====== Extracted information

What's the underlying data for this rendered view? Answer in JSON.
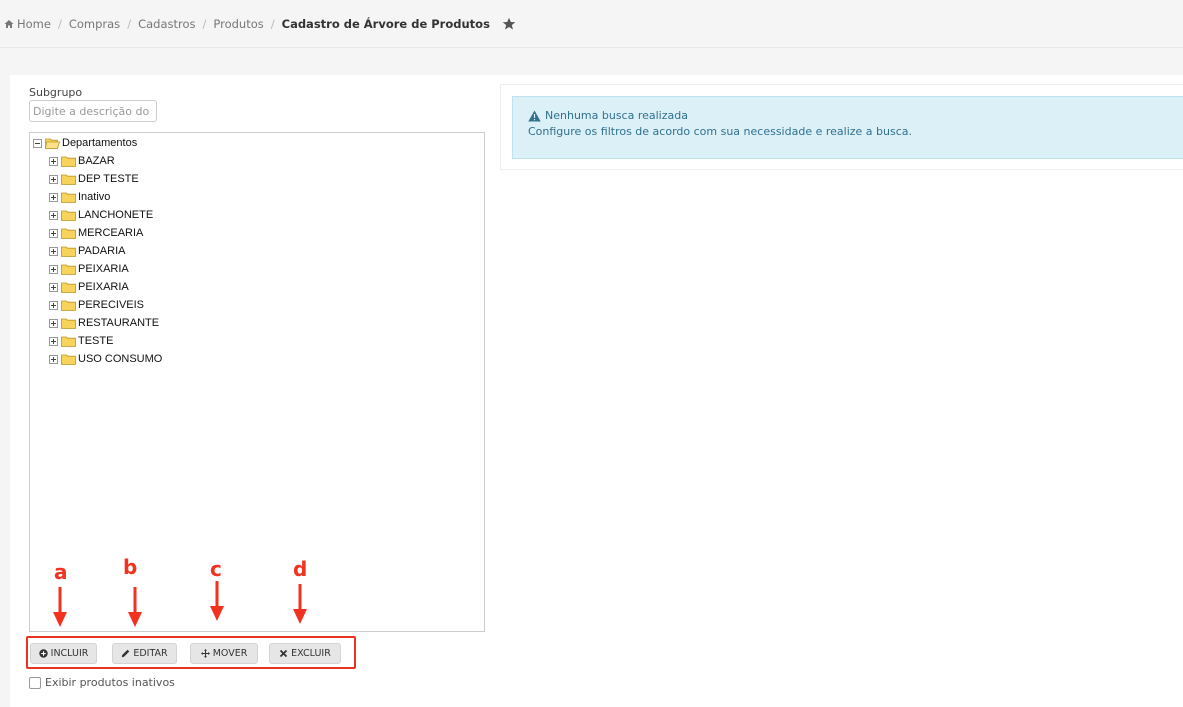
{
  "breadcrumb": {
    "home": "Home",
    "items": [
      "Compras",
      "Cadastros",
      "Produtos"
    ],
    "current": "Cadastro de Árvore de Produtos"
  },
  "filter": {
    "label": "Subgrupo",
    "placeholder": "Digite a descrição do sub"
  },
  "tree": {
    "root": "Departamentos",
    "children": [
      "BAZAR",
      "DEP TESTE",
      "Inativo",
      "LANCHONETE",
      "MERCEARIA",
      "PADARIA",
      "PEIXARIA",
      "PEIXARIA",
      "PERECIVEIS",
      "RESTAURANTE",
      "TESTE",
      "USO CONSUMO"
    ]
  },
  "annotations": [
    "a",
    "b",
    "c",
    "d"
  ],
  "actions": {
    "include": "INCLUIR",
    "edit": "EDITAR",
    "move": "MOVER",
    "delete": "EXCLUIR"
  },
  "show_inactive_label": "Exibir produtos inativos",
  "alert": {
    "title": "Nenhuma busca realizada",
    "message": "Configure os filtros de acordo com sua necessidade e realize a busca."
  },
  "colors": {
    "annotation_red": "#e8331f",
    "alert_bg": "#dbf0f7",
    "alert_text": "#31708f",
    "folder_yellow": "#f7d35c"
  }
}
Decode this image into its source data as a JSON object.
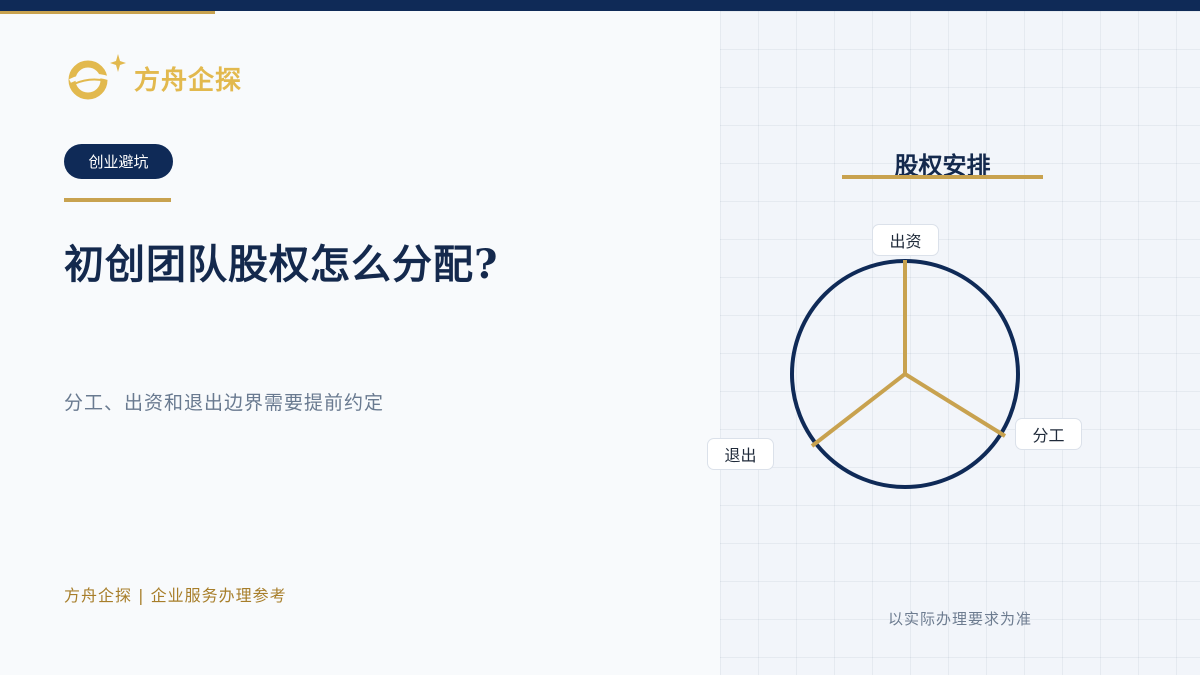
{
  "brand": {
    "name": "方舟企探"
  },
  "tag": {
    "label": "创业避坑"
  },
  "headline": "初创团队股权怎么分配?",
  "subtitle": "分工、出资和退出边界需要提前约定",
  "footer": "方舟企探 | 企业服务办理参考",
  "panel": {
    "title": "股权安排",
    "diagram_labels": [
      "出资",
      "分工",
      "退出"
    ],
    "note": "以实际办理要求为准"
  },
  "colors": {
    "navy": "#0f2a57",
    "gold": "#c8a24f",
    "logo_gold": "#e2b94e"
  },
  "icons": [
    "logo-mark-icon",
    "sparkle-icon"
  ]
}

============

--- Do this ---
Select all lines in the listing that include the word "JSON".

--- Complete output ---
What's the underlying data for this rendered view? Answer in JSON.
Decode this image into its source data as a JSON object.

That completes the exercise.